= WHAT IS BEING ASKED =
Please output the lines shown below exactly as they appear.

──────── RAW DATA

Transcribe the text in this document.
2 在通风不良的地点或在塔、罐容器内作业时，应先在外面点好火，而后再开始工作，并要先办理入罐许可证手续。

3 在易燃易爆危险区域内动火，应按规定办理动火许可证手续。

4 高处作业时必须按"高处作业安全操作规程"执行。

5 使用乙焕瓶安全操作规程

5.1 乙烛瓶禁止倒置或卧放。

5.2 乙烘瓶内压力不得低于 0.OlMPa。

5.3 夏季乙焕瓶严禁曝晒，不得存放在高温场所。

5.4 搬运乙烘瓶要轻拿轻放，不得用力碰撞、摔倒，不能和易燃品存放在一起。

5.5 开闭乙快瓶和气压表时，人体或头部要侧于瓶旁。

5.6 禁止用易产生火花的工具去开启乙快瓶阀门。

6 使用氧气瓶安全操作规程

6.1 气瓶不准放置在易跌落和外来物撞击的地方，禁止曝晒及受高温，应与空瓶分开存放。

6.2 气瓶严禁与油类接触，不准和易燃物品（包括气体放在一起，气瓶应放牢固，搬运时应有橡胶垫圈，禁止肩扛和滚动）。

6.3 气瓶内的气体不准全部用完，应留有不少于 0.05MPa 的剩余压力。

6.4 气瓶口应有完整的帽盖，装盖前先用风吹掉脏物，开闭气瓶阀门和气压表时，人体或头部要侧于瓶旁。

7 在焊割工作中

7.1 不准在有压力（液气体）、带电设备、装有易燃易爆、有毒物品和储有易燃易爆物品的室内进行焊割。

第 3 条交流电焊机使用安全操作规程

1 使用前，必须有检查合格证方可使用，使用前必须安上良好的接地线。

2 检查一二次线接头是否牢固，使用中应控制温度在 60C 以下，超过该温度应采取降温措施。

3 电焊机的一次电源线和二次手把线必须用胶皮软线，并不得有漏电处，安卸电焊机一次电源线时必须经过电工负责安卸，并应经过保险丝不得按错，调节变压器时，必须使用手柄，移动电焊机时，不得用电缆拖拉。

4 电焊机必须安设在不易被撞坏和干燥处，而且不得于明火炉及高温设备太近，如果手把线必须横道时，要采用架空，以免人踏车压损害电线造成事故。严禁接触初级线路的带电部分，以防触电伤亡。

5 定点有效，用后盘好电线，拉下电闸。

────────────────

= RESULT OF THIS TASK =
Transcribe the text in this document.
2 在通风不良的地点或在塔、罐容器内作业时，应先在外面点好火，而后再开始工作，并要先办理入罐许可证手续。

3 在易燃易爆危险区域内动火，应按规定办理动火许可证手续。

4 高处作业时必须按"高处作业安全操作规程"执行。

5 使用乙焕瓶安全操作规程

5.1 乙烛瓶禁止倒置或卧放。

5.2 乙烘瓶内压力不得低于 0.OlMPa。

5.3 夏季乙焕瓶严禁曝晒，不得存放在高温场所。

5.4 搬运乙烘瓶要轻拿轻放，不得用力碰撞、摔倒，不能和易燃品存放在一起。

5.5 开闭乙快瓶和气压表时，人体或头部要侧于瓶旁。

5.6 禁止用易产生火花的工具去开启乙快瓶阀门。

6 使用氧气瓶安全操作规程

6.1 气瓶不准放置在易跌落和外来物撞击的地方，禁止曝晒及受高温，应与空瓶分开存放。

6.2 气瓶严禁与油类接触，不准和易燃物品（包括气体放在一起，气瓶应放牢固，搬运时应有橡胶垫圈，禁止肩扛和滚动）。

6.3 气瓶内的气体不准全部用完，应留有不少于 0.05MPa 的剩余压力。

6.4 气瓶口应有完整的帽盖，装盖前先用风吹掉脏物，开闭气瓶阀门和气压表时，人体或头部要侧于瓶旁。

7 在焊割工作中

7.1 不准在有压力（液气体）、带电设备、装有易燃易爆、有毒物品和储有易燃易爆物品的室内进行焊割。

第 3 条交流电焊机使用安全操作规程

1 使用前，必须有检查合格证方可使用，使用前必须安上良好的接地线。

2 检查一二次线接头是否牢固，使用中应控制温度在 60C 以下，超过该温度应采取降温措施。

3 电焊机的一次电源线和二次手把线必须用胶皮软线，并不得有漏电处，安卸电焊机一次电源线时必须经过电工负责安卸，并应经过保险丝不得按错，调节变压器时，必须使用手柄，移动电焊机时，不得用电缆拖拉。

4 电焊机必须安设在不易被撞坏和干燥处，而且不得于明火炉及高温设备太近，如果手把线必须横道时，要采用架空，以免人踏车压损害电线造成事故。严禁接触初级线路的带电部分，以防触电伤亡。

5 定点有效，用后盘好电线，拉下电闸。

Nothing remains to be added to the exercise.